** begin RECORD LIST **
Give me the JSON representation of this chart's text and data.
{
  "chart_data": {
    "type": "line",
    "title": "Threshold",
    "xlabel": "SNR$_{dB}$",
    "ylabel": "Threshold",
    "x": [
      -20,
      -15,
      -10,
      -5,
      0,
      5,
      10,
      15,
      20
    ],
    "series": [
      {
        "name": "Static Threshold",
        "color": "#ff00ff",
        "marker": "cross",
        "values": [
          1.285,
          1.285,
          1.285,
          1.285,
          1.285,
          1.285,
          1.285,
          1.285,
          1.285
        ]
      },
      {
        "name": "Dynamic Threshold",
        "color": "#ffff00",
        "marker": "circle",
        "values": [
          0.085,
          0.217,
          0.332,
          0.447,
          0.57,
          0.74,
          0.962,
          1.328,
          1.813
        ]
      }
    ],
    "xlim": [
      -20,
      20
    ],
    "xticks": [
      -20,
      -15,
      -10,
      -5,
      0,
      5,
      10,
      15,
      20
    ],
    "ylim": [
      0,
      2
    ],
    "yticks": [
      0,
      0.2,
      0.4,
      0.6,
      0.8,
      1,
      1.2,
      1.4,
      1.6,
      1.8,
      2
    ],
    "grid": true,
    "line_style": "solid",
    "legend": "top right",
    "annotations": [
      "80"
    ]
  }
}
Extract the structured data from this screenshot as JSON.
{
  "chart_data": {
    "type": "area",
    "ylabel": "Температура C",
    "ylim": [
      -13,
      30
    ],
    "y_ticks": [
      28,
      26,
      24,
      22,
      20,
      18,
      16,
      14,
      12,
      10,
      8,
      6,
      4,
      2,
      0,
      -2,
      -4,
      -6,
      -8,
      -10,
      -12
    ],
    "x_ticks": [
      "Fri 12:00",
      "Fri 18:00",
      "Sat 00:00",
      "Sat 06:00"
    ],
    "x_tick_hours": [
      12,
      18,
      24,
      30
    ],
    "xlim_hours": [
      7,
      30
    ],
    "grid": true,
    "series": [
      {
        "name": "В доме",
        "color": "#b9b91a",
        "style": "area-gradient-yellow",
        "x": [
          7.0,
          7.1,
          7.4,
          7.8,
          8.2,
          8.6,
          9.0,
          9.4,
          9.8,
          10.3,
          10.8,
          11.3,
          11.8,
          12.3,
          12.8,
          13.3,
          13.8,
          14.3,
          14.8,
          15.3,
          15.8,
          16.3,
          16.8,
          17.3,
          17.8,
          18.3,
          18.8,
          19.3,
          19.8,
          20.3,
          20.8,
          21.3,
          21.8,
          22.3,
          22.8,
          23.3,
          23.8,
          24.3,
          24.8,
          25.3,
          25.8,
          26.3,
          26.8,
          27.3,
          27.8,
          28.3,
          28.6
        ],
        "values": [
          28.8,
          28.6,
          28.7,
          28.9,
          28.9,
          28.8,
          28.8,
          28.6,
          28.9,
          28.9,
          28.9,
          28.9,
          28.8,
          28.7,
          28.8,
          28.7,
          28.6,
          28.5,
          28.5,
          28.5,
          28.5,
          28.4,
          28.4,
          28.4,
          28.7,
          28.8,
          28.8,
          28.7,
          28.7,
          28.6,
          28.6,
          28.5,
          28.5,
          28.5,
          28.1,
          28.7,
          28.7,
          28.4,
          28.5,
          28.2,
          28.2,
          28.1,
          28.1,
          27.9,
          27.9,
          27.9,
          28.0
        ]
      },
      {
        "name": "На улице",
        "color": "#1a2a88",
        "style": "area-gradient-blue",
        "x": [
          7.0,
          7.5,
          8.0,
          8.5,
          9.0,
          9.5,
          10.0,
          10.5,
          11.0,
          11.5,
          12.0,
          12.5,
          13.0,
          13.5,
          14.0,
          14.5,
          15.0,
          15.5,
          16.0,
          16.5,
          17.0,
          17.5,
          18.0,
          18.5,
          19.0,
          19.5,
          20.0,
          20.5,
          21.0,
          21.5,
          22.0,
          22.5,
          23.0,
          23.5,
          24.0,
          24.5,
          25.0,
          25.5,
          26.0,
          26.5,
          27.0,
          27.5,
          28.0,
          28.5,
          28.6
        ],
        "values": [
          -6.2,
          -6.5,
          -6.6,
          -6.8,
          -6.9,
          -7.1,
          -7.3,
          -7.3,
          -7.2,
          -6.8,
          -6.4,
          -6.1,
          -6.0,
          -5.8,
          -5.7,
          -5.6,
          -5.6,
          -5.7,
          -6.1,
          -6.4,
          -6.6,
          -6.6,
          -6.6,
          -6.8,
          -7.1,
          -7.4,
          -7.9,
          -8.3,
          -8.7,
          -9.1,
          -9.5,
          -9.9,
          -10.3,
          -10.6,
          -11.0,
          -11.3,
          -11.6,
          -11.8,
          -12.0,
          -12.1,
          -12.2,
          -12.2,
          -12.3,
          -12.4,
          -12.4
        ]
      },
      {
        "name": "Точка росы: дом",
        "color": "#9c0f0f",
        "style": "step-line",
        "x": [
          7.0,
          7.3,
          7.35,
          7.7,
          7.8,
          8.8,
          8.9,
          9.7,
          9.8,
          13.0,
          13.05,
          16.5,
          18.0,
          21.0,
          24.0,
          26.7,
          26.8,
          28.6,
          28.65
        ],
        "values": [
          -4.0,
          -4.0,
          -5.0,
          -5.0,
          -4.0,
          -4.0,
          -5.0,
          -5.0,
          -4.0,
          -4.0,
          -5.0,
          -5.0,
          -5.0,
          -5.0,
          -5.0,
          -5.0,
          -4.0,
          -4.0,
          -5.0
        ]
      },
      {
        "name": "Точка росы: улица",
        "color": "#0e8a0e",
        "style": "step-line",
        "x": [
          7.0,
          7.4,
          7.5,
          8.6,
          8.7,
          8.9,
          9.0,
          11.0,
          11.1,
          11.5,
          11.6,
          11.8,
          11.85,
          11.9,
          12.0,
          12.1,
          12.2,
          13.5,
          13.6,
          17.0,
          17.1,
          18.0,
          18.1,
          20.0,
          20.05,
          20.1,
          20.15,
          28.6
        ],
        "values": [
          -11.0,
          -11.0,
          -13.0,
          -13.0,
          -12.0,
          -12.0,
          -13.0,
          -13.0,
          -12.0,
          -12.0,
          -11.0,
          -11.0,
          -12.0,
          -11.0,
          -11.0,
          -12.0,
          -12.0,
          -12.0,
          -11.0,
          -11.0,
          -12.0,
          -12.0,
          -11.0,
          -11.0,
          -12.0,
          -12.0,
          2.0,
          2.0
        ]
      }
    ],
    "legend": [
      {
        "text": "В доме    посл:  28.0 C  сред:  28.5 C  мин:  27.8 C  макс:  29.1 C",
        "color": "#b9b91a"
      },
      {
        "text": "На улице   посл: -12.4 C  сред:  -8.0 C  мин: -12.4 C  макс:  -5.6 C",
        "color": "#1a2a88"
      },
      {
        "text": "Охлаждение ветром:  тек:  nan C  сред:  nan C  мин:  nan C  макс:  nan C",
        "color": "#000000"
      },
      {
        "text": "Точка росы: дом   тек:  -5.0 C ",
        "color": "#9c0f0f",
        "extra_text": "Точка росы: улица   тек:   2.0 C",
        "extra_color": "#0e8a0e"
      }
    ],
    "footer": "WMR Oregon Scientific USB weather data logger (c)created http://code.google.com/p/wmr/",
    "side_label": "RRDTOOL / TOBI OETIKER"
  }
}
** end RECORD LIST **
▶ **TASK**
Copy the material above, line for line.

▶ **RESULT BELOW**
Give me the JSON representation of this chart's text and data.
{
  "chart_data": {
    "type": "line",
    "title": "Threshold",
    "xlabel": "SNR$_{dB}$",
    "ylabel": "Threshold",
    "x": [
      -20,
      -15,
      -10,
      -5,
      0,
      5,
      10,
      15,
      20
    ],
    "series": [
      {
        "name": "Static Threshold",
        "color": "#ff00ff",
        "marker": "cross",
        "values": [
          1.285,
          1.285,
          1.285,
          1.285,
          1.285,
          1.285,
          1.285,
          1.285,
          1.285
        ]
      },
      {
        "name": "Dynamic Threshold",
        "color": "#ffff00",
        "marker": "circle",
        "values": [
          0.085,
          0.217,
          0.332,
          0.447,
          0.57,
          0.74,
          0.962,
          1.328,
          1.813
        ]
      }
    ],
    "xlim": [
      -20,
      20
    ],
    "xticks": [
      -20,
      -15,
      -10,
      -5,
      0,
      5,
      10,
      15,
      20
    ],
    "ylim": [
      0,
      2
    ],
    "yticks": [
      0,
      0.2,
      0.4,
      0.6,
      0.8,
      1,
      1.2,
      1.4,
      1.6,
      1.8,
      2
    ],
    "grid": true,
    "line_style": "solid",
    "legend": "top right",
    "annotations": [
      "80"
    ]
  }
}
Extract the structured data from this screenshot as JSON.
{
  "chart_data": {
    "type": "area",
    "ylabel": "Температура C",
    "ylim": [
      -13,
      30
    ],
    "y_ticks": [
      28,
      26,
      24,
      22,
      20,
      18,
      16,
      14,
      12,
      10,
      8,
      6,
      4,
      2,
      0,
      -2,
      -4,
      -6,
      -8,
      -10,
      -12
    ],
    "x_ticks": [
      "Fri 12:00",
      "Fri 18:00",
      "Sat 00:00",
      "Sat 06:00"
    ],
    "x_tick_hours": [
      12,
      18,
      24,
      30
    ],
    "xlim_hours": [
      7,
      30
    ],
    "grid": true,
    "series": [
      {
        "name": "В доме",
        "color": "#b9b91a",
        "style": "area-gradient-yellow",
        "x": [
          7.0,
          7.1,
          7.4,
          7.8,
          8.2,
          8.6,
          9.0,
          9.4,
          9.8,
          10.3,
          10.8,
          11.3,
          11.8,
          12.3,
          12.8,
          13.3,
          13.8,
          14.3,
          14.8,
          15.3,
          15.8,
          16.3,
          16.8,
          17.3,
          17.8,
          18.3,
          18.8,
          19.3,
          19.8,
          20.3,
          20.8,
          21.3,
          21.8,
          22.3,
          22.8,
          23.3,
          23.8,
          24.3,
          24.8,
          25.3,
          25.8,
          26.3,
          26.8,
          27.3,
          27.8,
          28.3,
          28.6
        ],
        "values": [
          28.8,
          28.6,
          28.7,
          28.9,
          28.9,
          28.8,
          28.8,
          28.6,
          28.9,
          28.9,
          28.9,
          28.9,
          28.8,
          28.7,
          28.8,
          28.7,
          28.6,
          28.5,
          28.5,
          28.5,
          28.5,
          28.4,
          28.4,
          28.4,
          28.7,
          28.8,
          28.8,
          28.7,
          28.7,
          28.6,
          28.6,
          28.5,
          28.5,
          28.5,
          28.1,
          28.7,
          28.7,
          28.4,
          28.5,
          28.2,
          28.2,
          28.1,
          28.1,
          27.9,
          27.9,
          27.9,
          28.0
        ]
      },
      {
        "name": "На улице",
        "color": "#1a2a88",
        "style": "area-gradient-blue",
        "x": [
          7.0,
          7.5,
          8.0,
          8.5,
          9.0,
          9.5,
          10.0,
          10.5,
          11.0,
          11.5,
          12.0,
          12.5,
          13.0,
          13.5,
          14.0,
          14.5,
          15.0,
          15.5,
          16.0,
          16.5,
          17.0,
          17.5,
          18.0,
          18.5,
          19.0,
          19.5,
          20.0,
          20.5,
          21.0,
          21.5,
          22.0,
          22.5,
          23.0,
          23.5,
          24.0,
          24.5,
          25.0,
          25.5,
          26.0,
          26.5,
          27.0,
          27.5,
          28.0,
          28.5,
          28.6
        ],
        "values": [
          -6.2,
          -6.5,
          -6.6,
          -6.8,
          -6.9,
          -7.1,
          -7.3,
          -7.3,
          -7.2,
          -6.8,
          -6.4,
          -6.1,
          -6.0,
          -5.8,
          -5.7,
          -5.6,
          -5.6,
          -5.7,
          -6.1,
          -6.4,
          -6.6,
          -6.6,
          -6.6,
          -6.8,
          -7.1,
          -7.4,
          -7.9,
          -8.3,
          -8.7,
          -9.1,
          -9.5,
          -9.9,
          -10.3,
          -10.6,
          -11.0,
          -11.3,
          -11.6,
          -11.8,
          -12.0,
          -12.1,
          -12.2,
          -12.2,
          -12.3,
          -12.4,
          -12.4
        ]
      },
      {
        "name": "Точка росы: дом",
        "color": "#9c0f0f",
        "style": "step-line",
        "x": [
          7.0,
          7.3,
          7.35,
          7.7,
          7.8,
          8.8,
          8.9,
          9.7,
          9.8,
          13.0,
          13.05,
          16.5,
          18.0,
          21.0,
          24.0,
          26.7,
          26.8,
          28.6,
          28.65
        ],
        "values": [
          -4.0,
          -4.0,
          -5.0,
          -5.0,
          -4.0,
          -4.0,
          -5.0,
          -5.0,
          -4.0,
          -4.0,
          -5.0,
          -5.0,
          -5.0,
          -5.0,
          -5.0,
          -5.0,
          -4.0,
          -4.0,
          -5.0
        ]
      },
      {
        "name": "Точка росы: улица",
        "color": "#0e8a0e",
        "style": "step-line",
        "x": [
          7.0,
          7.4,
          7.5,
          8.6,
          8.7,
          8.9,
          9.0,
          11.0,
          11.1,
          11.5,
          11.6,
          11.8,
          11.85,
          11.9,
          12.0,
          12.1,
          12.2,
          13.5,
          13.6,
          17.0,
          17.1,
          18.0,
          18.1,
          20.0,
          20.05,
          20.1,
          20.15,
          28.6
        ],
        "values": [
          -11.0,
          -11.0,
          -13.0,
          -13.0,
          -12.0,
          -12.0,
          -13.0,
          -13.0,
          -12.0,
          -12.0,
          -11.0,
          -11.0,
          -12.0,
          -11.0,
          -11.0,
          -12.0,
          -12.0,
          -12.0,
          -11.0,
          -11.0,
          -12.0,
          -12.0,
          -11.0,
          -11.0,
          -12.0,
          -12.0,
          2.0,
          2.0
        ]
      }
    ],
    "legend": [
      {
        "text": "В доме    посл:  28.0 C  сред:  28.5 C  мин:  27.8 C  макс:  29.1 C",
        "color": "#b9b91a"
      },
      {
        "text": "На улице   посл: -12.4 C  сред:  -8.0 C  мин: -12.4 C  макс:  -5.6 C",
        "color": "#1a2a88"
      },
      {
        "text": "Охлаждение ветром:  тек:  nan C  сред:  nan C  мин:  nan C  макс:  nan C",
        "color": "#000000"
      },
      {
        "text": "Точка росы: дом   тек:  -5.0 C ",
        "color": "#9c0f0f",
        "extra_text": "Точка росы: улица   тек:   2.0 C",
        "extra_color": "#0e8a0e"
      }
    ],
    "footer": "WMR Oregon Scientific USB weather data logger (c)created http://code.google.com/p/wmr/",
    "side_label": "RRDTOOL / TOBI OETIKER"
  }
}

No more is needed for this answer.